> **What is being asked**:
Every record below should be printed exactly as it appears.

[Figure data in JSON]
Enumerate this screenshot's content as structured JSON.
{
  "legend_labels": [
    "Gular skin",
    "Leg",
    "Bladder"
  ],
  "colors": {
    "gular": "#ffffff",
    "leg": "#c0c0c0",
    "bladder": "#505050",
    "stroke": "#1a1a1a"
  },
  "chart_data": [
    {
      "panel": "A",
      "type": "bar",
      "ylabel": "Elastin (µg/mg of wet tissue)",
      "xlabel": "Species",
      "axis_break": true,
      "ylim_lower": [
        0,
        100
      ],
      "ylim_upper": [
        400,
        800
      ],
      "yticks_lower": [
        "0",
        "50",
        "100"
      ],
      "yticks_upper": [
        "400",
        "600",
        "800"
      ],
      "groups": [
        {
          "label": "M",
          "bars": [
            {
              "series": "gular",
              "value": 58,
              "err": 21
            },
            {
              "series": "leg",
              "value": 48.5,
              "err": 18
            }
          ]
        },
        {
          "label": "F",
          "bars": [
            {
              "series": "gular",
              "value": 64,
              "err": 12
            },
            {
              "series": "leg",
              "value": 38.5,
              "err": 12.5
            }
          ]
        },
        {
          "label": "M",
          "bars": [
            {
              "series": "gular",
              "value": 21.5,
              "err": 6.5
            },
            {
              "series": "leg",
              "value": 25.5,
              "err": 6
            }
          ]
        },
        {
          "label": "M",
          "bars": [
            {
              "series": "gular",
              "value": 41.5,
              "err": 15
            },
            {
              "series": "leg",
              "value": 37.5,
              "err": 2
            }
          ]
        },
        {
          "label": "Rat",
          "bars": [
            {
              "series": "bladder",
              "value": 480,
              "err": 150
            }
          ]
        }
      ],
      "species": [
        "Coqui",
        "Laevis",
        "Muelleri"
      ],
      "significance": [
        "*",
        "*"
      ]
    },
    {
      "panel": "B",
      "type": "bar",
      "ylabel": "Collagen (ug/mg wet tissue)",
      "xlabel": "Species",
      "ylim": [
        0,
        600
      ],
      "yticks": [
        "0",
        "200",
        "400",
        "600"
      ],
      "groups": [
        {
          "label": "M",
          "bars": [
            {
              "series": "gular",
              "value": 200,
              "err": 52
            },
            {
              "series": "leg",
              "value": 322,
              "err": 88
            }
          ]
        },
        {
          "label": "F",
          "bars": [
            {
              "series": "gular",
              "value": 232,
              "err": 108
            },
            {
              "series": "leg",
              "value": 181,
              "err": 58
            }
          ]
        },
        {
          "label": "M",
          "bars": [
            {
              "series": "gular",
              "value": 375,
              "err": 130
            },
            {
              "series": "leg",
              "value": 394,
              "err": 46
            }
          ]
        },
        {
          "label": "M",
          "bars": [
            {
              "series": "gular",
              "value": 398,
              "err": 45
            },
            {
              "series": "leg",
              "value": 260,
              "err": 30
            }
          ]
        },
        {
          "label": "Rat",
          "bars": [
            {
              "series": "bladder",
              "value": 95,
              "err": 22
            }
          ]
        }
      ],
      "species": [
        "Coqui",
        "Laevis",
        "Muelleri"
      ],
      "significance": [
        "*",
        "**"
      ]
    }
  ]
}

> **Response to the task**:
Enumerate this screenshot's content as structured JSON.
{
  "legend_labels": [
    "Gular skin",
    "Leg",
    "Bladder"
  ],
  "colors": {
    "gular": "#ffffff",
    "leg": "#c0c0c0",
    "bladder": "#505050",
    "stroke": "#1a1a1a"
  },
  "chart_data": [
    {
      "panel": "A",
      "type": "bar",
      "ylabel": "Elastin (µg/mg of wet tissue)",
      "xlabel": "Species",
      "axis_break": true,
      "ylim_lower": [
        0,
        100
      ],
      "ylim_upper": [
        400,
        800
      ],
      "yticks_lower": [
        "0",
        "50",
        "100"
      ],
      "yticks_upper": [
        "400",
        "600",
        "800"
      ],
      "groups": [
        {
          "label": "M",
          "bars": [
            {
              "series": "gular",
              "value": 58,
              "err": 21
            },
            {
              "series": "leg",
              "value": 48.5,
              "err": 18
            }
          ]
        },
        {
          "label": "F",
          "bars": [
            {
              "series": "gular",
              "value": 64,
              "err": 12
            },
            {
              "series": "leg",
              "value": 38.5,
              "err": 12.5
            }
          ]
        },
        {
          "label": "M",
          "bars": [
            {
              "series": "gular",
              "value": 21.5,
              "err": 6.5
            },
            {
              "series": "leg",
              "value": 25.5,
              "err": 6
            }
          ]
        },
        {
          "label": "M",
          "bars": [
            {
              "series": "gular",
              "value": 41.5,
              "err": 15
            },
            {
              "series": "leg",
              "value": 37.5,
              "err": 2
            }
          ]
        },
        {
          "label": "Rat",
          "bars": [
            {
              "series": "bladder",
              "value": 480,
              "err": 150
            }
          ]
        }
      ],
      "species": [
        "Coqui",
        "Laevis",
        "Muelleri"
      ],
      "significance": [
        "*",
        "*"
      ]
    },
    {
      "panel": "B",
      "type": "bar",
      "ylabel": "Collagen (ug/mg wet tissue)",
      "xlabel": "Species",
      "ylim": [
        0,
        600
      ],
      "yticks": [
        "0",
        "200",
        "400",
        "600"
      ],
      "groups": [
        {
          "label": "M",
          "bars": [
            {
              "series": "gular",
              "value": 200,
              "err": 52
            },
            {
              "series": "leg",
              "value": 322,
              "err": 88
            }
          ]
        },
        {
          "label": "F",
          "bars": [
            {
              "series": "gular",
              "value": 232,
              "err": 108
            },
            {
              "series": "leg",
              "value": 181,
              "err": 58
            }
          ]
        },
        {
          "label": "M",
          "bars": [
            {
              "series": "gular",
              "value": 375,
              "err": 130
            },
            {
              "series": "leg",
              "value": 394,
              "err": 46
            }
          ]
        },
        {
          "label": "M",
          "bars": [
            {
              "series": "gular",
              "value": 398,
              "err": 45
            },
            {
              "series": "leg",
              "value": 260,
              "err": 30
            }
          ]
        },
        {
          "label": "Rat",
          "bars": [
            {
              "series": "bladder",
              "value": 95,
              "err": 22
            }
          ]
        }
      ],
      "species": [
        "Coqui",
        "Laevis",
        "Muelleri"
      ],
      "significance": [
        "*",
        "**"
      ]
    }
  ]
}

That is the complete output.